§ **Problems to solve**
1) Reproduce the stretch of the forum thread from "I like the sand" through "it contain before?".
2) For each statement, say whether it agrees with the forum thread and quote the words that decide it. (a) The tank under discussion holds 1,300 gallons. (b) The Mother Earth News site had many active threads about the EKO. (c) People are now using at least five different brands.

-- start of Document --

I like the sand idea. Plenty of that where you are.

Vermiculite is going to run some bucks with a tank that big. Same thing with perlite. Have you seen the pic of his tank, Garnification? It's pretty impressive. I guess you know what a 1,300 gallon tank looks like. I like the manhole. What's the inside of that tank like, termite? What did it contain before?

I really appreciate you guys posting these pics of your projects. It's great how everyone is doing something a little different. When I was shopping for gasifiers last year at this time, there was basically nothing independent on the EKO, other than a few dead threads at the Mother Earth News site, and then they shut it down for maintenance. Now we've got people using at least five different brands and a couple of pretty impressive homemade rigs that anyone who wants information can interact with.


----------



## leaddog (Dec 27, 2007)

Garnification said:
			
		

> termite said:
> 
> 
> 
> ...


----------



## brad068 (Dec 27, 2007)

leaddog said:
			
		

> Garnification said:
> 
> 
> 
> ...


----------



## leaddog (Dec 27, 2007)

-- end of Document --
-- start of Extracted information --

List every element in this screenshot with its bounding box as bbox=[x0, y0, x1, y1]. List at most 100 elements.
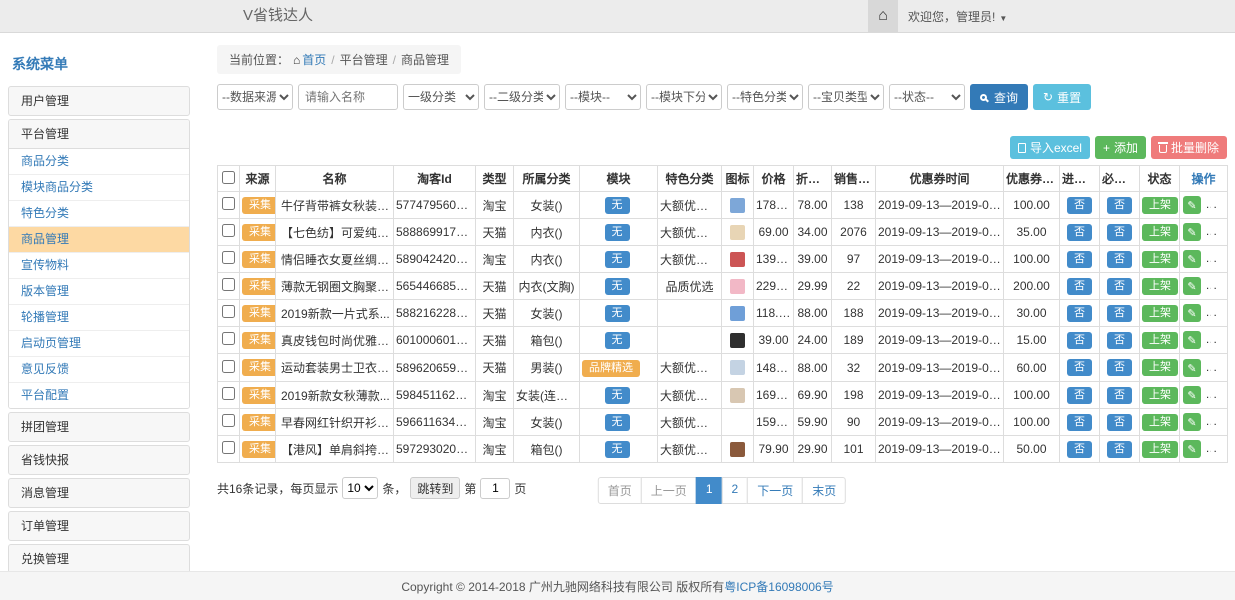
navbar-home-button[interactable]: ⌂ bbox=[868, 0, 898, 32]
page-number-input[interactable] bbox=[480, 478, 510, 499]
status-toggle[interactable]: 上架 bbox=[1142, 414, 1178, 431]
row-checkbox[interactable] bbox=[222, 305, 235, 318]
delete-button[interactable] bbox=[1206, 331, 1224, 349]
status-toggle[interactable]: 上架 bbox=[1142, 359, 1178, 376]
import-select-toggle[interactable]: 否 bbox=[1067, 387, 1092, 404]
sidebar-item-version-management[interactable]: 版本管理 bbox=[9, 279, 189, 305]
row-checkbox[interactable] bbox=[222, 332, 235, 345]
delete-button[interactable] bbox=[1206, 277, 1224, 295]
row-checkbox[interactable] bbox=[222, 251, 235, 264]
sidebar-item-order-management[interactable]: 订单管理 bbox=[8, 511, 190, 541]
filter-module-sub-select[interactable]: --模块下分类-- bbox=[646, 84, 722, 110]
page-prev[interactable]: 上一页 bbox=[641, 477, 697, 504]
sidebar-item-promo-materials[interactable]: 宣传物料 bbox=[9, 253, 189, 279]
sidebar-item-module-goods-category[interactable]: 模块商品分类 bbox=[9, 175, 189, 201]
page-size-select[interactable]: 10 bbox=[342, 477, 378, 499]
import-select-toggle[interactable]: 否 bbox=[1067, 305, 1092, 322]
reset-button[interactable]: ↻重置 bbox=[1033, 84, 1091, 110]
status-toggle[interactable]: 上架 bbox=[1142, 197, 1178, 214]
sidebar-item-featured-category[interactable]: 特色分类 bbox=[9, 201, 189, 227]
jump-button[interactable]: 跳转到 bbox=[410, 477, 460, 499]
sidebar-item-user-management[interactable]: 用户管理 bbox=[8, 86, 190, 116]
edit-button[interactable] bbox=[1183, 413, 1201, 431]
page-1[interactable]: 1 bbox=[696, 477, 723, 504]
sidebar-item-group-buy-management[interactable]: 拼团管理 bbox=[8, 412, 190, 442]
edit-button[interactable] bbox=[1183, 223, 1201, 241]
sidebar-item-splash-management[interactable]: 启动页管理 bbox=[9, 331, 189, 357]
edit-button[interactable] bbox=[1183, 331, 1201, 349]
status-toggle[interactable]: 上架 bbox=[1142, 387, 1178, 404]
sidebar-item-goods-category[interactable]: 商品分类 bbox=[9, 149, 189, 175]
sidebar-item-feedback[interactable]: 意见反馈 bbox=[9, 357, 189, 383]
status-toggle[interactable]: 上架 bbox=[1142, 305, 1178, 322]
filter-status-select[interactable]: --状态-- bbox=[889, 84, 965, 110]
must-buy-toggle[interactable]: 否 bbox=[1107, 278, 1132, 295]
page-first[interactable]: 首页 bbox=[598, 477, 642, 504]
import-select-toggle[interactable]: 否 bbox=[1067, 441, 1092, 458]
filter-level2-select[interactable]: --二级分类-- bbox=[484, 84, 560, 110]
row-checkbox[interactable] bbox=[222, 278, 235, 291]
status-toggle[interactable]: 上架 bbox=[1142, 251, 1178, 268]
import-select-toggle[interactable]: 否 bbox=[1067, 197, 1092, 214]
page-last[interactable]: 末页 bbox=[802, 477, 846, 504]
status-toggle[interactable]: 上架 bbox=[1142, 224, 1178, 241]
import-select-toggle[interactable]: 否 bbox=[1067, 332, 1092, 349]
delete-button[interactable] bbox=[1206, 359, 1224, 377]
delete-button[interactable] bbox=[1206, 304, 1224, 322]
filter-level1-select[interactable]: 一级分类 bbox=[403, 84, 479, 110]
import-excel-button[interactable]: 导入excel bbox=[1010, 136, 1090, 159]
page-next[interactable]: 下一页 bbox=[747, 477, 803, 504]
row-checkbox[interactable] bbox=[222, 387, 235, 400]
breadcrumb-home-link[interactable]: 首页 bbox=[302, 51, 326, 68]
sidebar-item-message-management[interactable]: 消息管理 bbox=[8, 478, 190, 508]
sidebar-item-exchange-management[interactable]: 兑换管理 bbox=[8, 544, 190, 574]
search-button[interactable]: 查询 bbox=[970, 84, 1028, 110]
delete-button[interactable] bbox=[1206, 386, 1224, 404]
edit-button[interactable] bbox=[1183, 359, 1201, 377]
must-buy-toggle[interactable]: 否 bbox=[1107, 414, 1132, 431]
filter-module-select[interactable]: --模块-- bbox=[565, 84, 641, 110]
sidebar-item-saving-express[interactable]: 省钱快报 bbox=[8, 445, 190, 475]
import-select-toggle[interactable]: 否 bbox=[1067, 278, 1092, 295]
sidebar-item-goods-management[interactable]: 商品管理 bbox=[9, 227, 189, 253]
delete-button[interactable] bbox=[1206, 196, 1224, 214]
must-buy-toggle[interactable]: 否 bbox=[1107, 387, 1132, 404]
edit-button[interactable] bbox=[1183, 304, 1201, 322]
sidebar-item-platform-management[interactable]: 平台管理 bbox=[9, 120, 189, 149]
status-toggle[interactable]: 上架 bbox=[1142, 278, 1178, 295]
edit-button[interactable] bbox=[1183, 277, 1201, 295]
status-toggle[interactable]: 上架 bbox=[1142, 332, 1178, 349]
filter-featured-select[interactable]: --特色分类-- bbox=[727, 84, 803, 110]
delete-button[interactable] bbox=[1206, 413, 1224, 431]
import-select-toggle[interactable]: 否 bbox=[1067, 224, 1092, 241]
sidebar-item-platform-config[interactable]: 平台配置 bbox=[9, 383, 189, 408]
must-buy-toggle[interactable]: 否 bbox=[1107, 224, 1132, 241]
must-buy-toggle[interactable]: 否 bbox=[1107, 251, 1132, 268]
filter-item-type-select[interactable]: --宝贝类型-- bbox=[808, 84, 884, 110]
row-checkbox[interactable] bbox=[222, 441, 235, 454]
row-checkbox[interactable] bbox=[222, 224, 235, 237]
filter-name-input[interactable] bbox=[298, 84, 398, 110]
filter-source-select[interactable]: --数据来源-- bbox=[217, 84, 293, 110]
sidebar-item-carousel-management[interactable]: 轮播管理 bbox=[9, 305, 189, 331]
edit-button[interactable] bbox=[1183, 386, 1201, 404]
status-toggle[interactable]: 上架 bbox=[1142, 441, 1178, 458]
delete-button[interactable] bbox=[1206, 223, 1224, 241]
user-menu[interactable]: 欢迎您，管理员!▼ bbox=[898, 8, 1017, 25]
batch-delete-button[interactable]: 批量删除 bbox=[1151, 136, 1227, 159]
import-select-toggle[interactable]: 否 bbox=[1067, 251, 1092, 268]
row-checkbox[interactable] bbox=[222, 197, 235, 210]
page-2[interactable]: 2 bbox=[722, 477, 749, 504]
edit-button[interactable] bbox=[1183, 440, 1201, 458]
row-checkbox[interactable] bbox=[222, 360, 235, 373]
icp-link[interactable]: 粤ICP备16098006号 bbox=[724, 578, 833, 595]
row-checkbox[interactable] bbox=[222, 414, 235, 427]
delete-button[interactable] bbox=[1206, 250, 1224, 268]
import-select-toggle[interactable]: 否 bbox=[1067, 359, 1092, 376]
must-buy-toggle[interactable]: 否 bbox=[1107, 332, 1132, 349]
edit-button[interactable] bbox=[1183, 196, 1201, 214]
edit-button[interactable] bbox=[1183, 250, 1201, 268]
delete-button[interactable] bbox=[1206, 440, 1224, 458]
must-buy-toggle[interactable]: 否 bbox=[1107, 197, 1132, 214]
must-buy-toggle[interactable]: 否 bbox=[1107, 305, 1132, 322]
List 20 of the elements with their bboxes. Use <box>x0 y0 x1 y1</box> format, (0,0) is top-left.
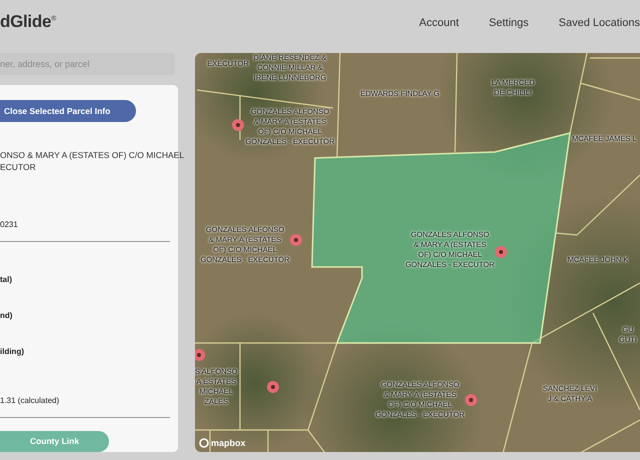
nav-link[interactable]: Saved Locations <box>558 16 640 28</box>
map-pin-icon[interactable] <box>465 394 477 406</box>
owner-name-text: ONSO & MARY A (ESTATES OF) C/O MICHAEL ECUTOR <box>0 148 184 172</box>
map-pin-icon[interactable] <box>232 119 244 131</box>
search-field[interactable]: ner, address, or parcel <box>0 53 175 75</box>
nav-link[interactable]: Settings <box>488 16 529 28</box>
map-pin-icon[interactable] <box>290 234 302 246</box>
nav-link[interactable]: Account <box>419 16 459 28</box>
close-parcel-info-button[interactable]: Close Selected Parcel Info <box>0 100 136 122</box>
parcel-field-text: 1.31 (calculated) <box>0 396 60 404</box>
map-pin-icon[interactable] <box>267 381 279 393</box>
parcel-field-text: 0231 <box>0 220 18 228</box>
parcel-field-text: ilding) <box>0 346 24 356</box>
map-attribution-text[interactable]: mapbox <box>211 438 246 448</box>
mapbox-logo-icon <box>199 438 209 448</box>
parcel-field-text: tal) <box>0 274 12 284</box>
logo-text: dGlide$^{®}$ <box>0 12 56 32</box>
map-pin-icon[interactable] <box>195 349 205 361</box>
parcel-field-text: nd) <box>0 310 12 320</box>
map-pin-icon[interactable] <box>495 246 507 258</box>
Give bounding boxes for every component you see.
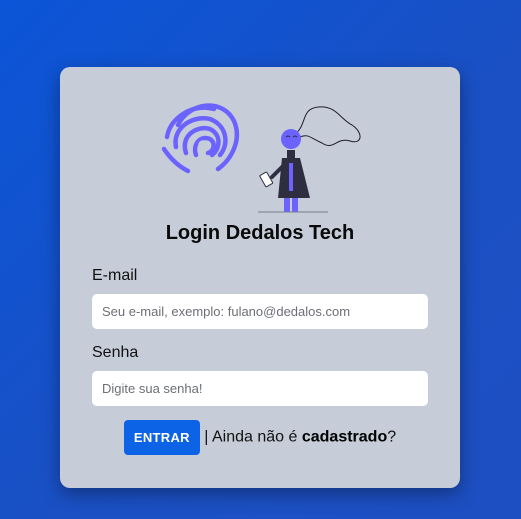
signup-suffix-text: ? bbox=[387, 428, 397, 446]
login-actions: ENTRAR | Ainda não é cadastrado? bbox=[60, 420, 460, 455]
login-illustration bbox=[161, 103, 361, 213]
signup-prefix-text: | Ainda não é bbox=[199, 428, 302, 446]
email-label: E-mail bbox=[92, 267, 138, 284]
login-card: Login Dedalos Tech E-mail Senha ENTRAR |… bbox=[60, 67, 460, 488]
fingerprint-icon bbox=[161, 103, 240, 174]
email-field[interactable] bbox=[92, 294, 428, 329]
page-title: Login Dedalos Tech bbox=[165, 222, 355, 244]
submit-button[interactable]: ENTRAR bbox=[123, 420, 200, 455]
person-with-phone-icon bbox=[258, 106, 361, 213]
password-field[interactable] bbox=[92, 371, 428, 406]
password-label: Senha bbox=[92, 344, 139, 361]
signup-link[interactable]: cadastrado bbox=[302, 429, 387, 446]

-- end of Extracted information --

§ **Answers to the tasks**
1)
I like the sand idea. Plenty of that where you are.

Vermiculite is going to run some bucks with a tank that big. Same thing with perlite. Have you seen the pic of his tank, Garnification? It's pretty impressive. I guess you know what a 1,300 gallon tank looks like. I like the manhole. What's the inside of that tank like, termite? What did it contain before?

2)
(a) Yes: "I guess you know what a 1,300 gallon tank looks like."
(b) No: "there was basically nothing independent on the EKO, other than a few dead threads at the Mother Earth News site"
(c) Yes: "Now we've got people using at least five different brands"